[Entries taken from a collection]
● ● ● ● ●

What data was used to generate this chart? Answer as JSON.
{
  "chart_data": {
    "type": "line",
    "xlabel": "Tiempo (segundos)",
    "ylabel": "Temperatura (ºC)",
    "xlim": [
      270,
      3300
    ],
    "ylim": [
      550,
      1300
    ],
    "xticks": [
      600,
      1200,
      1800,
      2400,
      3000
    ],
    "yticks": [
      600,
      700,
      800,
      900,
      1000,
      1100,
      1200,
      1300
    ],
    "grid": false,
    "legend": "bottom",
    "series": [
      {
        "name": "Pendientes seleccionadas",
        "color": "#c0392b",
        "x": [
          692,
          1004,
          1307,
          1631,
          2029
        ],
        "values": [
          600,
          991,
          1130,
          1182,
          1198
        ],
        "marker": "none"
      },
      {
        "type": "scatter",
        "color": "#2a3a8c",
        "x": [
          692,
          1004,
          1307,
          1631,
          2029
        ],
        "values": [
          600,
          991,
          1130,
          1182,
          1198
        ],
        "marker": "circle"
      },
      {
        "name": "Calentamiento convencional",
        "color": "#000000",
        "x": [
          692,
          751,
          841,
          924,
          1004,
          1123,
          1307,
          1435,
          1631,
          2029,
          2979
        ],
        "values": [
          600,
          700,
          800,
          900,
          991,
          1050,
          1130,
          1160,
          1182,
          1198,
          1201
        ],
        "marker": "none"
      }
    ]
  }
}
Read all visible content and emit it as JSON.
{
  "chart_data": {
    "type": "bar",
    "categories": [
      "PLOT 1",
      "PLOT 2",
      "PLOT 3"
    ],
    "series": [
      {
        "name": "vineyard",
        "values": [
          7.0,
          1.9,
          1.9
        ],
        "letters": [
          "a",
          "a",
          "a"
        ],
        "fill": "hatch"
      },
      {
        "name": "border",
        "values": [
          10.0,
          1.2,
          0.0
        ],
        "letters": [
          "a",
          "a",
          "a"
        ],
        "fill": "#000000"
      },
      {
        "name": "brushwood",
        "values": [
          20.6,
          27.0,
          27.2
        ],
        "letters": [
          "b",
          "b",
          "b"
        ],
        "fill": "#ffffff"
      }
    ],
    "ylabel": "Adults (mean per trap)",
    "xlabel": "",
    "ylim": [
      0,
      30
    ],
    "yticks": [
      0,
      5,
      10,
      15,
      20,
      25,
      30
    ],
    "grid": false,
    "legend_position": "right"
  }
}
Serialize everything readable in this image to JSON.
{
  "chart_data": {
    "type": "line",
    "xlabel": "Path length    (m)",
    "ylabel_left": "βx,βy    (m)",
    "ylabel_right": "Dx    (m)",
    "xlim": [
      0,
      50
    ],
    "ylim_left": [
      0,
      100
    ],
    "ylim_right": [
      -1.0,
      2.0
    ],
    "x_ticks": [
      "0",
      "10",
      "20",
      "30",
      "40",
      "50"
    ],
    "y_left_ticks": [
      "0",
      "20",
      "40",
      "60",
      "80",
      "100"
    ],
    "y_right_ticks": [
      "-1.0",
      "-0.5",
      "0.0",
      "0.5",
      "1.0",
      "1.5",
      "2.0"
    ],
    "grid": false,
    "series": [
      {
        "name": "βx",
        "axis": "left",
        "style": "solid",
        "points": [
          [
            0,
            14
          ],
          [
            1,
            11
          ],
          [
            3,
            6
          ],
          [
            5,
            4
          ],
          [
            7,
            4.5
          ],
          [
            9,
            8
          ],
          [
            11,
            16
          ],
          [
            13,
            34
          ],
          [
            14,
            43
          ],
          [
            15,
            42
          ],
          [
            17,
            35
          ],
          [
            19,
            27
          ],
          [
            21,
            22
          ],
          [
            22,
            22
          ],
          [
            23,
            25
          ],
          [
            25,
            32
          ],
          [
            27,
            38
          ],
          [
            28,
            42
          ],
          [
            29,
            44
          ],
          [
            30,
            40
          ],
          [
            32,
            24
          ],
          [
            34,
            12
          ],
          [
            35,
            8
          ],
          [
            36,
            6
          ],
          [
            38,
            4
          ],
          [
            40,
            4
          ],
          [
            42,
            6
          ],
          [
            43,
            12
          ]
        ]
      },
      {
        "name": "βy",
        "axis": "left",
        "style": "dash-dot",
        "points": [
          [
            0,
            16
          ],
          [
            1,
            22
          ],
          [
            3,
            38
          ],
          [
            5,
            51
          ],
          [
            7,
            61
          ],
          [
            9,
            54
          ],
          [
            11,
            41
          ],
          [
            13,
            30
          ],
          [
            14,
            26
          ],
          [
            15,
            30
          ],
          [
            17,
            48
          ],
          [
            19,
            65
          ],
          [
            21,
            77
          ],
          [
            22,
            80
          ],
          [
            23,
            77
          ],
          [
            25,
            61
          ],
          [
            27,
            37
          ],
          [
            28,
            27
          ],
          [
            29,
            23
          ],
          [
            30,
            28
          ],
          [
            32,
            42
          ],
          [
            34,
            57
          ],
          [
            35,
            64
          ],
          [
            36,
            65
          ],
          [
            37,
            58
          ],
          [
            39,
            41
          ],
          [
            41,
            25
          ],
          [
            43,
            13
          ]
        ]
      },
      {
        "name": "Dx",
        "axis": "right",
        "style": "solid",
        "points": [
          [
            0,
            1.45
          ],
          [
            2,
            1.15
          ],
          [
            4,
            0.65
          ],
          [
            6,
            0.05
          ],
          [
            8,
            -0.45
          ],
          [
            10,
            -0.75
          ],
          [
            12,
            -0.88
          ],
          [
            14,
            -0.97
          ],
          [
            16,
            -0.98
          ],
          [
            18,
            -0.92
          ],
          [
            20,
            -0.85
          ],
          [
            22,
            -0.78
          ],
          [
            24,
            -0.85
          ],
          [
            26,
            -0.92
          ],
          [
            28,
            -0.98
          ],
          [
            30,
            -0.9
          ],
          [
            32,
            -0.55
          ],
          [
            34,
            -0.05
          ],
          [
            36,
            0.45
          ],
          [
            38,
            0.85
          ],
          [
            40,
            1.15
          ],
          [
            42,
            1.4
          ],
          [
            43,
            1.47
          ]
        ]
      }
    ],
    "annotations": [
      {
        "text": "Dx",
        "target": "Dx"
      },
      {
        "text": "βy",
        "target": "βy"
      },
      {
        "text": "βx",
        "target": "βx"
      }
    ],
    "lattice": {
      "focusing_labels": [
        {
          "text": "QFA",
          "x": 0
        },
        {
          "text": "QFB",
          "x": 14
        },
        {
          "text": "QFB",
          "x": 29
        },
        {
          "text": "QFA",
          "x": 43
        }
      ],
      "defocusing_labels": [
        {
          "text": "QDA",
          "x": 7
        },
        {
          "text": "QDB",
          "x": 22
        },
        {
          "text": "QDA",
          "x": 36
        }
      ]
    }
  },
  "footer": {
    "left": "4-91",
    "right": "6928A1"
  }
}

● ● ● ● ●

### WHAT THE TASK REQUIRES
Set down the entries above again, word for word.

### TASK SOLUTION
What data was used to generate this chart? Answer as JSON.
{
  "chart_data": {
    "type": "line",
    "xlabel": "Tiempo (segundos)",
    "ylabel": "Temperatura (ºC)",
    "xlim": [
      270,
      3300
    ],
    "ylim": [
      550,
      1300
    ],
    "xticks": [
      600,
      1200,
      1800,
      2400,
      3000
    ],
    "yticks": [
      600,
      700,
      800,
      900,
      1000,
      1100,
      1200,
      1300
    ],
    "grid": false,
    "legend": "bottom",
    "series": [
      {
        "name": "Pendientes seleccionadas",
        "color": "#c0392b",
        "x": [
          692,
          1004,
          1307,
          1631,
          2029
        ],
        "values": [
          600,
          991,
          1130,
          1182,
          1198
        ],
        "marker": "none"
      },
      {
        "type": "scatter",
        "color": "#2a3a8c",
        "x": [
          692,
          1004,
          1307,
          1631,
          2029
        ],
        "values": [
          600,
          991,
          1130,
          1182,
          1198
        ],
        "marker": "circle"
      },
      {
        "name": "Calentamiento convencional",
        "color": "#000000",
        "x": [
          692,
          751,
          841,
          924,
          1004,
          1123,
          1307,
          1435,
          1631,
          2029,
          2979
        ],
        "values": [
          600,
          700,
          800,
          900,
          991,
          1050,
          1130,
          1160,
          1182,
          1198,
          1201
        ],
        "marker": "none"
      }
    ]
  }
}
Read all visible content and emit it as JSON.
{
  "chart_data": {
    "type": "bar",
    "categories": [
      "PLOT 1",
      "PLOT 2",
      "PLOT 3"
    ],
    "series": [
      {
        "name": "vineyard",
        "values": [
          7.0,
          1.9,
          1.9
        ],
        "letters": [
          "a",
          "a",
          "a"
        ],
        "fill": "hatch"
      },
      {
        "name": "border",
        "values": [
          10.0,
          1.2,
          0.0
        ],
        "letters": [
          "a",
          "a",
          "a"
        ],
        "fill": "#000000"
      },
      {
        "name": "brushwood",
        "values": [
          20.6,
          27.0,
          27.2
        ],
        "letters": [
          "b",
          "b",
          "b"
        ],
        "fill": "#ffffff"
      }
    ],
    "ylabel": "Adults (mean per trap)",
    "xlabel": "",
    "ylim": [
      0,
      30
    ],
    "yticks": [
      0,
      5,
      10,
      15,
      20,
      25,
      30
    ],
    "grid": false,
    "legend_position": "right"
  }
}
Serialize everything readable in this image to JSON.
{
  "chart_data": {
    "type": "line",
    "xlabel": "Path length    (m)",
    "ylabel_left": "βx,βy    (m)",
    "ylabel_right": "Dx    (m)",
    "xlim": [
      0,
      50
    ],
    "ylim_left": [
      0,
      100
    ],
    "ylim_right": [
      -1.0,
      2.0
    ],
    "x_ticks": [
      "0",
      "10",
      "20",
      "30",
      "40",
      "50"
    ],
    "y_left_ticks": [
      "0",
      "20",
      "40",
      "60",
      "80",
      "100"
    ],
    "y_right_ticks": [
      "-1.0",
      "-0.5",
      "0.0",
      "0.5",
      "1.0",
      "1.5",
      "2.0"
    ],
    "grid": false,
    "series": [
      {
        "name": "βx",
        "axis": "left",
        "style": "solid",
        "points": [
          [
            0,
            14
          ],
          [
            1,
            11
          ],
          [
            3,
            6
          ],
          [
            5,
            4
          ],
          [
            7,
            4.5
          ],
          [
            9,
            8
          ],
          [
            11,
            16
          ],
          [
            13,
            34
          ],
          [
            14,
            43
          ],
          [
            15,
            42
          ],
          [
            17,
            35
          ],
          [
            19,
            27
          ],
          [
            21,
            22
          ],
          [
            22,
            22
          ],
          [
            23,
            25
          ],
          [
            25,
            32
          ],
          [
            27,
            38
          ],
          [
            28,
            42
          ],
          [
            29,
            44
          ],
          [
            30,
            40
          ],
          [
            32,
            24
          ],
          [
            34,
            12
          ],
          [
            35,
            8
          ],
          [
            36,
            6
          ],
          [
            38,
            4
          ],
          [
            40,
            4
          ],
          [
            42,
            6
          ],
          [
            43,
            12
          ]
        ]
      },
      {
        "name": "βy",
        "axis": "left",
        "style": "dash-dot",
        "points": [
          [
            0,
            16
          ],
          [
            1,
            22
          ],
          [
            3,
            38
          ],
          [
            5,
            51
          ],
          [
            7,
            61
          ],
          [
            9,
            54
          ],
          [
            11,
            41
          ],
          [
            13,
            30
          ],
          [
            14,
            26
          ],
          [
            15,
            30
          ],
          [
            17,
            48
          ],
          [
            19,
            65
          ],
          [
            21,
            77
          ],
          [
            22,
            80
          ],
          [
            23,
            77
          ],
          [
            25,
            61
          ],
          [
            27,
            37
          ],
          [
            28,
            27
          ],
          [
            29,
            23
          ],
          [
            30,
            28
          ],
          [
            32,
            42
          ],
          [
            34,
            57
          ],
          [
            35,
            64
          ],
          [
            36,
            65
          ],
          [
            37,
            58
          ],
          [
            39,
            41
          ],
          [
            41,
            25
          ],
          [
            43,
            13
          ]
        ]
      },
      {
        "name": "Dx",
        "axis": "right",
        "style": "solid",
        "points": [
          [
            0,
            1.45
          ],
          [
            2,
            1.15
          ],
          [
            4,
            0.65
          ],
          [
            6,
            0.05
          ],
          [
            8,
            -0.45
          ],
          [
            10,
            -0.75
          ],
          [
            12,
            -0.88
          ],
          [
            14,
            -0.97
          ],
          [
            16,
            -0.98
          ],
          [
            18,
            -0.92
          ],
          [
            20,
            -0.85
          ],
          [
            22,
            -0.78
          ],
          [
            24,
            -0.85
          ],
          [
            26,
            -0.92
          ],
          [
            28,
            -0.98
          ],
          [
            30,
            -0.9
          ],
          [
            32,
            -0.55
          ],
          [
            34,
            -0.05
          ],
          [
            36,
            0.45
          ],
          [
            38,
            0.85
          ],
          [
            40,
            1.15
          ],
          [
            42,
            1.4
          ],
          [
            43,
            1.47
          ]
        ]
      }
    ],
    "annotations": [
      {
        "text": "Dx",
        "target": "Dx"
      },
      {
        "text": "βy",
        "target": "βy"
      },
      {
        "text": "βx",
        "target": "βx"
      }
    ],
    "lattice": {
      "focusing_labels": [
        {
          "text": "QFA",
          "x": 0
        },
        {
          "text": "QFB",
          "x": 14
        },
        {
          "text": "QFB",
          "x": 29
        },
        {
          "text": "QFA",
          "x": 43
        }
      ],
      "defocusing_labels": [
        {
          "text": "QDA",
          "x": 7
        },
        {
          "text": "QDB",
          "x": 22
        },
        {
          "text": "QDA",
          "x": 36
        }
      ]
    }
  },
  "footer": {
    "left": "4-91",
    "right": "6928A1"
  }
}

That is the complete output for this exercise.